Entries shown:
* BEGIN *

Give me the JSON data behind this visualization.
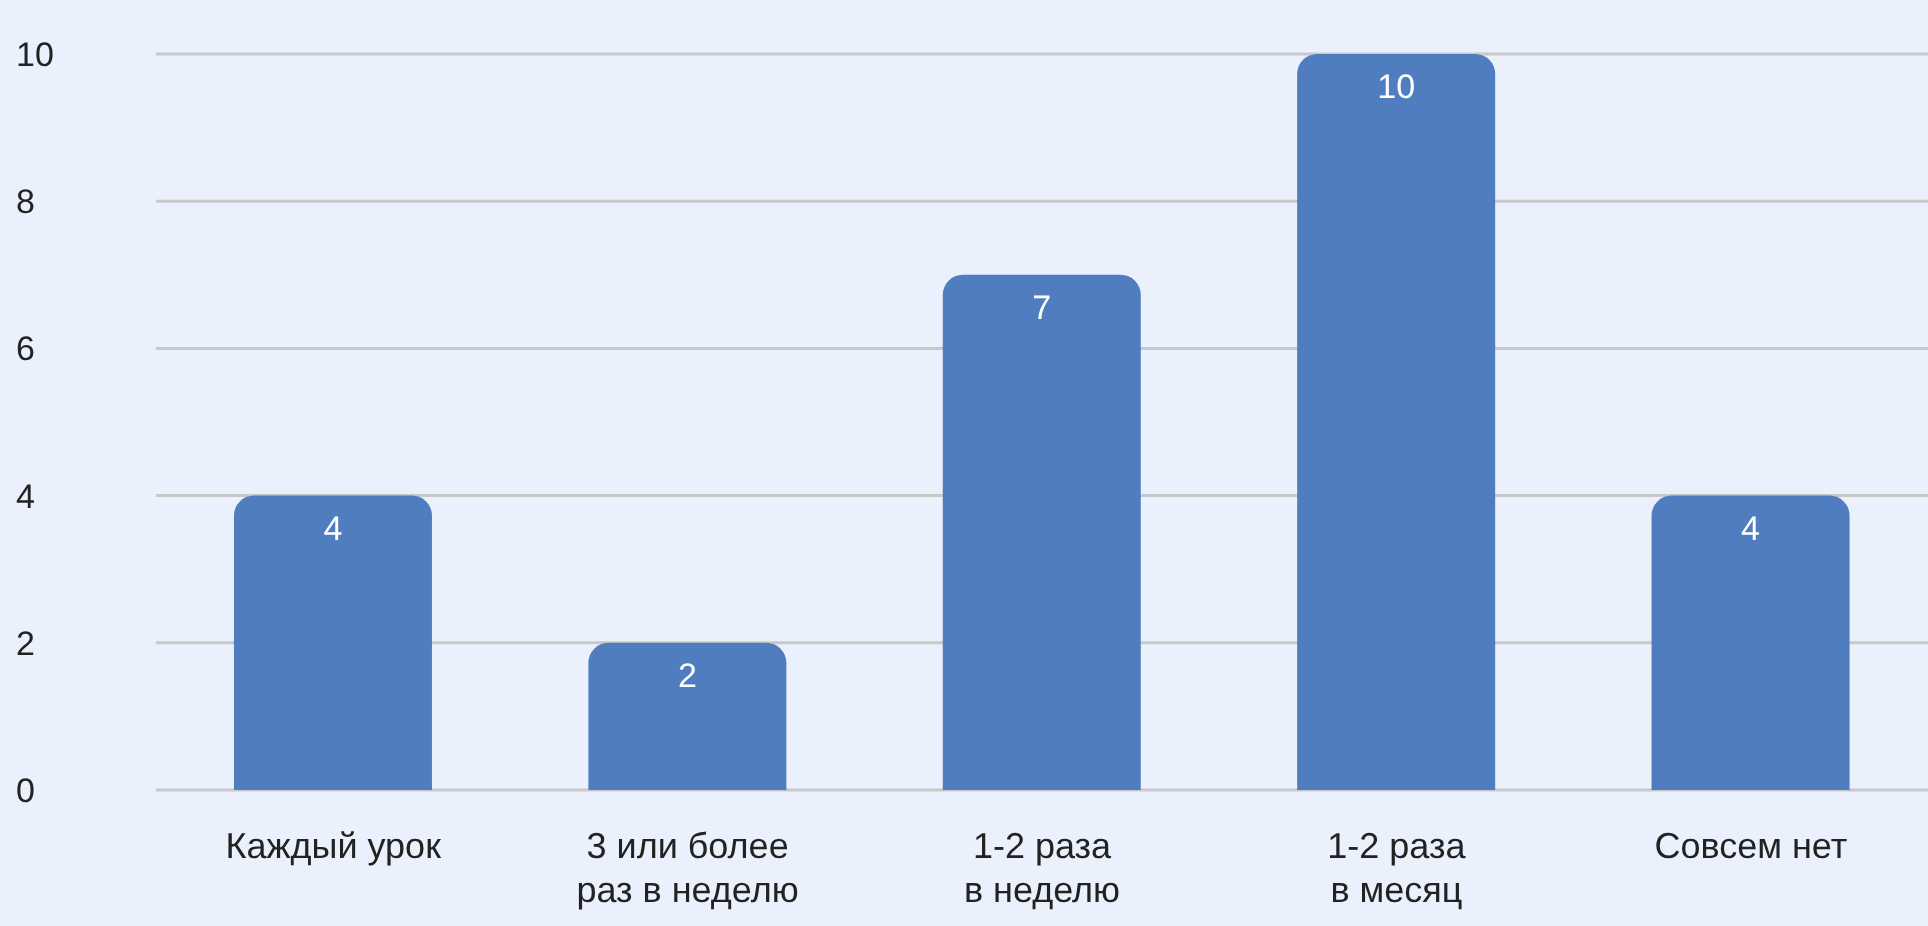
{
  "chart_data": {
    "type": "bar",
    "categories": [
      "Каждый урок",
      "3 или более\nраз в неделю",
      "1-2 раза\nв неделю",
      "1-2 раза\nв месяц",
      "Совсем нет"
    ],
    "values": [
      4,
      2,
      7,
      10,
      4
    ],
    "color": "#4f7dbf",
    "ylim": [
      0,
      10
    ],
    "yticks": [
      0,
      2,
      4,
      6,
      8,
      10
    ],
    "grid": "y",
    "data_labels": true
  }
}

* END *

Task statement: Gather, from the listing above, every line carrying the word "неделю".

Full output:
      "3 или более\nраз в неделю",
      "1-2 раза\nв неделю",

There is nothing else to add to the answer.